== Excerpt ==

2019年3月1日 星期五

[ Python 文章收集 ] Base64 Encoding and Decoding Using Python

Source From Here 
Preface 
Say you have a binary image file you wanted to transfer across a network. You’re amazed that the file wasn’t received properly on the other side—the file just contained strange characters! Well, it seems that you attempted tosend your file in its raw bits and bytes format, while the media used was designed for streaming text. 

What would be the workaround to avoid such an issue? The answer is Base64 encoding. In this article, I will show you how we can use Python to encode and decode a binary image. The program is illustrated as a standalone local program, but you can apply the concept to different applications like sending your encoded image from your mobile device to a server, and many other applications. 

What Is Base64? 
Before moving more deeper in the article, let’s define what we mean by Base64

Base64 is a way in which 8-bit binary data is encoded into a format that can be represented in 7 bits. This is done using only the characters A-Z, a-z, 0-9, +, and / in order to represent data, with = used to pad data. For instance, using this encoding, three 8-bit bytes are converted into four 7-bit bytes. The term Base64 is taken from the Multipurpose Internet Mail Extensions (MIME) standard, which is widely used for HTTP and XML, and was originally developed for encoding email attachments for transmission. 

Why Do We Use Base64?

===
== Records ==

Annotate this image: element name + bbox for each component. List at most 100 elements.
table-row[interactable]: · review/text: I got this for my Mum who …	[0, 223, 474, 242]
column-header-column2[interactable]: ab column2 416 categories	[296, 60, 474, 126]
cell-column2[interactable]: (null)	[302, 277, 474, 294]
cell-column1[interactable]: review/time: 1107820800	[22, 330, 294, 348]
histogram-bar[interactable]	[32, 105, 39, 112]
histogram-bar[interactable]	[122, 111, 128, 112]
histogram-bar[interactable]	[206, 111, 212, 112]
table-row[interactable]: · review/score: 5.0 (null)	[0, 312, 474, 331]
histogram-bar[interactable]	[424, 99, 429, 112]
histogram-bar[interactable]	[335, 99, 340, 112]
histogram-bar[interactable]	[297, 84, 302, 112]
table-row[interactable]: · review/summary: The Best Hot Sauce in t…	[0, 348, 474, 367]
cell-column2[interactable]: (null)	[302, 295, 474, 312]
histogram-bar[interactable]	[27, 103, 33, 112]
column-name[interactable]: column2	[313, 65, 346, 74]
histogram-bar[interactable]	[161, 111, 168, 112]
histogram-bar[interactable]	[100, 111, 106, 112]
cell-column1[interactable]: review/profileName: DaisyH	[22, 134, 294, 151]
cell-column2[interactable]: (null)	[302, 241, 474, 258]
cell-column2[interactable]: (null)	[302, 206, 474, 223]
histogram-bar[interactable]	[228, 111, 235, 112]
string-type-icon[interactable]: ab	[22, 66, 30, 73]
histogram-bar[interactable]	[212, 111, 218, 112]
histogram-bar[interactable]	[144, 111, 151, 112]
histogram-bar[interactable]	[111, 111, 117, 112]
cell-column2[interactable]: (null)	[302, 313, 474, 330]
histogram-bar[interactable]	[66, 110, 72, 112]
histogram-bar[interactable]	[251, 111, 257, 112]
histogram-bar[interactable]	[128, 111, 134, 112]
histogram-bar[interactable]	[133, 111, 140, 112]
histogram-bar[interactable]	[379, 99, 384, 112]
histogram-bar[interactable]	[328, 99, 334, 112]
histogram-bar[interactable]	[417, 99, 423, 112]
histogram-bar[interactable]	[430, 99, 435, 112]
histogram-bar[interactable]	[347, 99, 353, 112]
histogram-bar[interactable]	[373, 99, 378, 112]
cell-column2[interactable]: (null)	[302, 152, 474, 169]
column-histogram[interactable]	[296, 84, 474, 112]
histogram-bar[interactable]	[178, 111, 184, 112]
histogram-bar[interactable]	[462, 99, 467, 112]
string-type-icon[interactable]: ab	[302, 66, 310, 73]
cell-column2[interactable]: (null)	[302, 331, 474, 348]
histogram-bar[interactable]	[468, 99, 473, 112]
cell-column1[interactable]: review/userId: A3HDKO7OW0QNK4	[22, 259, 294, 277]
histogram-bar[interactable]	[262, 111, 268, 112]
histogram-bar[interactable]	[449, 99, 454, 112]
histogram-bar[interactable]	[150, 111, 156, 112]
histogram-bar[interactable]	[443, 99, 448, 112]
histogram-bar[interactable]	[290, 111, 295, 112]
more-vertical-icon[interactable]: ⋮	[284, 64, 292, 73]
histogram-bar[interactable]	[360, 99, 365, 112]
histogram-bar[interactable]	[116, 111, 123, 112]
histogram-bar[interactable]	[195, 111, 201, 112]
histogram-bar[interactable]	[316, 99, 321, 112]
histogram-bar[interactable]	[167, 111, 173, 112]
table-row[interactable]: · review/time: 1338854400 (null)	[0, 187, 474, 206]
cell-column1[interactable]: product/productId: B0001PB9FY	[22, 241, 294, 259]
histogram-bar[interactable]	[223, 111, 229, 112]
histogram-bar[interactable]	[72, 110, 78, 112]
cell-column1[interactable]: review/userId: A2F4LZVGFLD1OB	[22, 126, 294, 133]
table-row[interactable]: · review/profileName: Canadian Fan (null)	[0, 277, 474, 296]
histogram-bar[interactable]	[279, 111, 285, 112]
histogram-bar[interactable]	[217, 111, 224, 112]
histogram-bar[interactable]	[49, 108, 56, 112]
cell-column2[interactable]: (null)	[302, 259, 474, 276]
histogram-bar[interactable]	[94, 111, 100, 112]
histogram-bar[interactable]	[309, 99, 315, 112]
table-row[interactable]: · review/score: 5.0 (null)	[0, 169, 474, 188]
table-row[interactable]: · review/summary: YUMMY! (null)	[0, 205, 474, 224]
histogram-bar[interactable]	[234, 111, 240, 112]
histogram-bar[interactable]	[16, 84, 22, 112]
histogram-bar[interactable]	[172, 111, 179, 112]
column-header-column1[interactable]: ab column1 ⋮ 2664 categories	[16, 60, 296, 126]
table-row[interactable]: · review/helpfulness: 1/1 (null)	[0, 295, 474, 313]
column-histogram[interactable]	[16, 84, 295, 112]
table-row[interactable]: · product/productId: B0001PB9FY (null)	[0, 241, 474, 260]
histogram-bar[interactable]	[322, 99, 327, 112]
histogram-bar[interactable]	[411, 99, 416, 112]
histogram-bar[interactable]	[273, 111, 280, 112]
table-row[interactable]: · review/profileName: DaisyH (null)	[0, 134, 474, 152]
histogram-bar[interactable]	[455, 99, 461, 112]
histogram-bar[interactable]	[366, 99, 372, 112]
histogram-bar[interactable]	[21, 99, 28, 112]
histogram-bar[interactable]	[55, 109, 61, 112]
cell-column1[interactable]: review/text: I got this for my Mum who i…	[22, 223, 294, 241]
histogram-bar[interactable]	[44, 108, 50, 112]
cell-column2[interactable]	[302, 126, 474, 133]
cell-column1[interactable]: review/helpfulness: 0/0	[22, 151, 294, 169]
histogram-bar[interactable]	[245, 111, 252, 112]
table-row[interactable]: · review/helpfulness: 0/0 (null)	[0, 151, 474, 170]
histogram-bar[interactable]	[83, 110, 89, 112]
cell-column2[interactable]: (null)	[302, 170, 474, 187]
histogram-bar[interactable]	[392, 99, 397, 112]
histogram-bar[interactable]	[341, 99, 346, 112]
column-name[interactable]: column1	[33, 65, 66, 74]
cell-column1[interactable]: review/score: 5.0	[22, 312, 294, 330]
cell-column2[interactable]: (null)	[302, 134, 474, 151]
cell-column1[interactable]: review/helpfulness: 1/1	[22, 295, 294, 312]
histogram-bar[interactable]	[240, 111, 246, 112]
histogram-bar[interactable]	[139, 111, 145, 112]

===

◆ What is asked
Continue the Base64 article from the point where it stops.

◆ Exercise answer
Base64 is very important for binary data representation, such that it allows binary data to be represented in a way that looks and acts as plain text, which makes it more reliable to be stored in databases, sent in emails, or used in text-based format such as XMLBase64 is basically used for representing data in an ASCII string format. 

As mentioned in the introduction of this article, without Base64 sometimes data will not be readable at all. 

Base64 Encoding 
Base64 encoding is the process of converting binary data into a limited character set of 64 characters. As shown in the first section, those characters are A-Z, a-z, 0-9, +, and / (count them, did you notice they add up to 64?). This character set is considered the most common character set, and is referred to as MIME’s Base64. It uses A-Z, a-z, 0-9, +, and / for the first 62 values, and +, and / for the last two values: 


The Base64 encoded data ends up being longer than the original data, so that as mentioned above, for every 3 bytes of binary data, there are at least 4 bytes of Base64 encoded data. This is due to the fact that we are squeezing the data into a smaller set of characters. 

Have you ever seen part of a raw email file like the one shown below (which most likely originates from an email not being delivered)? If so, then you have seen Base64 encoding in action! (If you notice “=”, you can conclude that this is a Base64 encoding, since the equals sign is used in the encoding process for padding.): 
  1. plain Content-Type: text/plain; charset=UTF-8 Content-Transfer-Encoding: base64  
  2.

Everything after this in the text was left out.